**Challenge:** Extract the listing in its entirety, keeping each line identical to the original.

**Provided material:**
========

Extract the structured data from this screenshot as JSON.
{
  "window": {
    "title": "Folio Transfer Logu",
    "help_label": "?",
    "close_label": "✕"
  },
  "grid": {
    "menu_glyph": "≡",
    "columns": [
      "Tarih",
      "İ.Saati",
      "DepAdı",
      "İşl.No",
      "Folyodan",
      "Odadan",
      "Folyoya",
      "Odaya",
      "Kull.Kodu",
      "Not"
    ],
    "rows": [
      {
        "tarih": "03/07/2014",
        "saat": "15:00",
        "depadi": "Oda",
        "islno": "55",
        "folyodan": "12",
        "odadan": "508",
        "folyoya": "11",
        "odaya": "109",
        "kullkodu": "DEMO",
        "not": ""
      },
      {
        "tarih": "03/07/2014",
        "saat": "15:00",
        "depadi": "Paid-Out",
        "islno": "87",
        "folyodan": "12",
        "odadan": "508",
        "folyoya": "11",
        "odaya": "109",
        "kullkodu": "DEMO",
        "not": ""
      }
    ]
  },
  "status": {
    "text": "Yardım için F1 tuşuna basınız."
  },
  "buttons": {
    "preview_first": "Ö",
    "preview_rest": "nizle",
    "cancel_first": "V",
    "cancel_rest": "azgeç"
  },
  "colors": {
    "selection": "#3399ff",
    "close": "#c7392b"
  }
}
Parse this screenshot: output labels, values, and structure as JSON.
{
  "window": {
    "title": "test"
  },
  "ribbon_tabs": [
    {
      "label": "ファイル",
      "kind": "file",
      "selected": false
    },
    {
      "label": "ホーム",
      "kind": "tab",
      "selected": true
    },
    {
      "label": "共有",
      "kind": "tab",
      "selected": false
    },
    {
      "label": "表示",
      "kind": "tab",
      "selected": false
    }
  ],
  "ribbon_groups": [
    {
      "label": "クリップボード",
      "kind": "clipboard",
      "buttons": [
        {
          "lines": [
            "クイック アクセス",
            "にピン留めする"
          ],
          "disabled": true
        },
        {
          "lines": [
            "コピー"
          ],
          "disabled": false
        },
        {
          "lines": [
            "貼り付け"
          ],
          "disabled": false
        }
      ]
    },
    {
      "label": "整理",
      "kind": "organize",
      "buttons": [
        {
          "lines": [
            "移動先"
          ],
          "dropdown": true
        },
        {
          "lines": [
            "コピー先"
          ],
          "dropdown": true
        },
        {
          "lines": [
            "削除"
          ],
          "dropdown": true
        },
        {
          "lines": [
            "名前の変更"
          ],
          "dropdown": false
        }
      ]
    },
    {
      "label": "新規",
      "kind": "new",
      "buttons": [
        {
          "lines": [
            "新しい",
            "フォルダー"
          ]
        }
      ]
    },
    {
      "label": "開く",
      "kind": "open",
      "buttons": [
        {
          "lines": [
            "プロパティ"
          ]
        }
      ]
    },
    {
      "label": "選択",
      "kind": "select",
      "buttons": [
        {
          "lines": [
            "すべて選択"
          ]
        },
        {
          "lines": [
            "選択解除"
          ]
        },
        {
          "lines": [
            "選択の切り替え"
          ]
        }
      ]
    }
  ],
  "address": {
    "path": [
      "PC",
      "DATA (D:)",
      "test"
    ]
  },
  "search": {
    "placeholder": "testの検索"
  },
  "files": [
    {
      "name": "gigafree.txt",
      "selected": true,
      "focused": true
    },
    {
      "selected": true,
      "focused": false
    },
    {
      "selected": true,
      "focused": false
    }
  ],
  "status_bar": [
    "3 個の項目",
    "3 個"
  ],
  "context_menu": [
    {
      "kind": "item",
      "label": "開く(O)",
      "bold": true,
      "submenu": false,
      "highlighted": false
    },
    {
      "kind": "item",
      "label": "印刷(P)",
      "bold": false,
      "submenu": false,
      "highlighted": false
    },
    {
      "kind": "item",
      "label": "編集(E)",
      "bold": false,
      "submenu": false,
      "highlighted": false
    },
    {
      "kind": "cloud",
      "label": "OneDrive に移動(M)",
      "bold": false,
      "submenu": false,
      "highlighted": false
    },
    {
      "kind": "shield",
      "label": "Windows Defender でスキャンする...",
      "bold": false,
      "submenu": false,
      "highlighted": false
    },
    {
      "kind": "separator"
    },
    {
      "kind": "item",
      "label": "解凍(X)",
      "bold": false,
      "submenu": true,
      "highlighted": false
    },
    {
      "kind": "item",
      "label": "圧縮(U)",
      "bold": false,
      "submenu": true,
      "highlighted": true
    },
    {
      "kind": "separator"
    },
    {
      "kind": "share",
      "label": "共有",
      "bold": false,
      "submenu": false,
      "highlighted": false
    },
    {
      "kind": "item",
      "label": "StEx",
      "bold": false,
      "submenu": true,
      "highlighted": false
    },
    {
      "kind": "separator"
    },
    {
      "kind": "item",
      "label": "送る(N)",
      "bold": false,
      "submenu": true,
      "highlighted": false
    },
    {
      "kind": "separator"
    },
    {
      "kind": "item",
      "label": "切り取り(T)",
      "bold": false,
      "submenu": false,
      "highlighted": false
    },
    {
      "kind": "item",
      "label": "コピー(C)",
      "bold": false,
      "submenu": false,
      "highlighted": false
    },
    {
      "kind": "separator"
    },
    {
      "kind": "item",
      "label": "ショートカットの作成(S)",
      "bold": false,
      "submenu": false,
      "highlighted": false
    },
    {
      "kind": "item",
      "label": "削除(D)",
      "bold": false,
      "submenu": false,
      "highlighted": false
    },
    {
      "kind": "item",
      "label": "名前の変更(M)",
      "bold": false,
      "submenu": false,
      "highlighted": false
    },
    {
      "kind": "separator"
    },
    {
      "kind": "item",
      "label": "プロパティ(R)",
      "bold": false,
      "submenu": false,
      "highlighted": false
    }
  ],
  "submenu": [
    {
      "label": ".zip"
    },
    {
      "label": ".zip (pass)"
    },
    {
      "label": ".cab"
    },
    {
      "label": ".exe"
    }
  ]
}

========

**Complete answer:**
Extract the structured data from this screenshot as JSON.
{
  "window": {
    "title": "Folio Transfer Logu",
    "help_label": "?",
    "close_label": "✕"
  },
  "grid": {
    "menu_glyph": "≡",
    "columns": [
      "Tarih",
      "İ.Saati",
      "DepAdı",
      "İşl.No",
      "Folyodan",
      "Odadan",
      "Folyoya",
      "Odaya",
      "Kull.Kodu",
      "Not"
    ],
    "rows": [
      {
        "tarih": "03/07/2014",
        "saat": "15:00",
        "depadi": "Oda",
        "islno": "55",
        "folyodan": "12",
        "odadan": "508",
        "folyoya": "11",
        "odaya": "109",
        "kullkodu": "DEMO",
        "not": ""
      },
      {
        "tarih": "03/07/2014",
        "saat": "15:00",
        "depadi": "Paid-Out",
        "islno": "87",
        "folyodan": "12",
        "odadan": "508",
        "folyoya": "11",
        "odaya": "109",
        "kullkodu": "DEMO",
        "not": ""
      }
    ]
  },
  "status": {
    "text": "Yardım için F1 tuşuna basınız."
  },
  "buttons": {
    "preview_first": "Ö",
    "preview_rest": "nizle",
    "cancel_first": "V",
    "cancel_rest": "azgeç"
  },
  "colors": {
    "selection": "#3399ff",
    "close": "#c7392b"
  }
}
Parse this screenshot: output labels, values, and structure as JSON.
{
  "window": {
    "title": "test"
  },
  "ribbon_tabs": [
    {
      "label": "ファイル",
      "kind": "file",
      "selected": false
    },
    {
      "label": "ホーム",
      "kind": "tab",
      "selected": true
    },
    {
      "label": "共有",
      "kind": "tab",
      "selected": false
    },
    {
      "label": "表示",
      "kind": "tab",
      "selected": false
    }
  ],
  "ribbon_groups": [
    {
      "label": "クリップボード",
      "kind": "clipboard",
      "buttons": [
        {
          "lines": [
            "クイック アクセス",
            "にピン留めする"
          ],
          "disabled": true
        },
        {
          "lines": [
            "コピー"
          ],
          "disabled": false
        },
        {
          "lines": [
            "貼り付け"
          ],
          "disabled": false
        }
      ]
    },
    {
      "label": "整理",
      "kind": "organize",
      "buttons": [
        {
          "lines": [
            "移動先"
          ],
          "dropdown": true
        },
        {
          "lines": [
            "コピー先"
          ],
          "dropdown": true
        },
        {
          "lines": [
            "削除"
          ],
          "dropdown": true
        },
        {
          "lines": [
            "名前の変更"
          ],
          "dropdown": false
        }
      ]
    },
    {
      "label": "新規",
      "kind": "new",
      "buttons": [
        {
          "lines": [
            "新しい",
            "フォルダー"
          ]
        }
      ]
    },
    {
      "label": "開く",
      "kind": "open",
      "buttons": [
        {
          "lines": [
            "プロパティ"
          ]
        }
      ]
    },
    {
      "label": "選択",
      "kind": "select",
      "buttons": [
        {
          "lines": [
            "すべて選択"
          ]
        },
        {
          "lines": [
            "選択解除"
          ]
        },
        {
          "lines": [
            "選択の切り替え"
          ]
        }
      ]
    }
  ],
  "address": {
    "path": [
      "PC",
      "DATA (D:)",
      "test"
    ]
  },
  "search": {
    "placeholder": "testの検索"
  },
  "files": [
    {
      "name": "gigafree.txt",
      "selected": true,
      "focused": true
    },
    {
      "selected": true,
      "focused": false
    },
    {
      "selected": true,
      "focused": false
    }
  ],
  "status_bar": [
    "3 個の項目",
    "3 個"
  ],
  "context_menu": [
    {
      "kind": "item",
      "label": "開く(O)",
      "bold": true,
      "submenu": false,
      "highlighted": false
    },
    {
      "kind": "item",
      "label": "印刷(P)",
      "bold": false,
      "submenu": false,
      "highlighted": false
    },
    {
      "kind": "item",
      "label": "編集(E)",
      "bold": false,
      "submenu": false,
      "highlighted": false
    },
    {
      "kind": "cloud",
      "label": "OneDrive に移動(M)",
      "bold": false,
      "submenu": false,
      "highlighted": false
    },
    {
      "kind": "shield",
      "label": "Windows Defender でスキャンする...",
      "bold": false,
      "submenu": false,
      "highlighted": false
    },
    {
      "kind": "separator"
    },
    {
      "kind": "item",
      "label": "解凍(X)",
      "bold": false,
      "submenu": true,
      "highlighted": false
    },
    {
      "kind": "item",
      "label": "圧縮(U)",
      "bold": false,
      "submenu": true,
      "highlighted": true
    },
    {
      "kind": "separator"
    },
    {
      "kind": "share",
      "label": "共有",
      "bold": false,
      "submenu": false,
      "highlighted": false
    },
    {
      "kind": "item",
      "label": "StEx",
      "bold": false,
      "submenu": true,
      "highlighted": false
    },
    {
      "kind": "separator"
    },
    {
      "kind": "item",
      "label": "送る(N)",
      "bold": false,
      "submenu": true,
      "highlighted": false
    },
    {
      "kind": "separator"
    },
    {
      "kind": "item",
      "label": "切り取り(T)",
      "bold": false,
      "submenu": false,
      "highlighted": false
    },
    {
      "kind": "item",
      "label": "コピー(C)",
      "bold": false,
      "submenu": false,
      "highlighted": false
    },
    {
      "kind": "separator"
    },
    {
      "kind": "item",
      "label": "ショートカットの作成(S)",
      "bold": false,
      "submenu": false,
      "highlighted": false
    },
    {
      "kind": "item",
      "label": "削除(D)",
      "bold": false,
      "submenu": false,
      "highlighted": false
    },
    {
      "kind": "item",
      "label": "名前の変更(M)",
      "bold": false,
      "submenu": false,
      "highlighted": false
    },
    {
      "kind": "separator"
    },
    {
      "kind": "item",
      "label": "プロパティ(R)",
      "bold": false,
      "submenu": false,
      "highlighted": false
    }
  ],
  "submenu": [
    {
      "label": ".zip"
    },
    {
      "label": ".zip (pass)"
    },
    {
      "label": ".cab"
    },
    {
      "label": ".exe"
    }
  ]
}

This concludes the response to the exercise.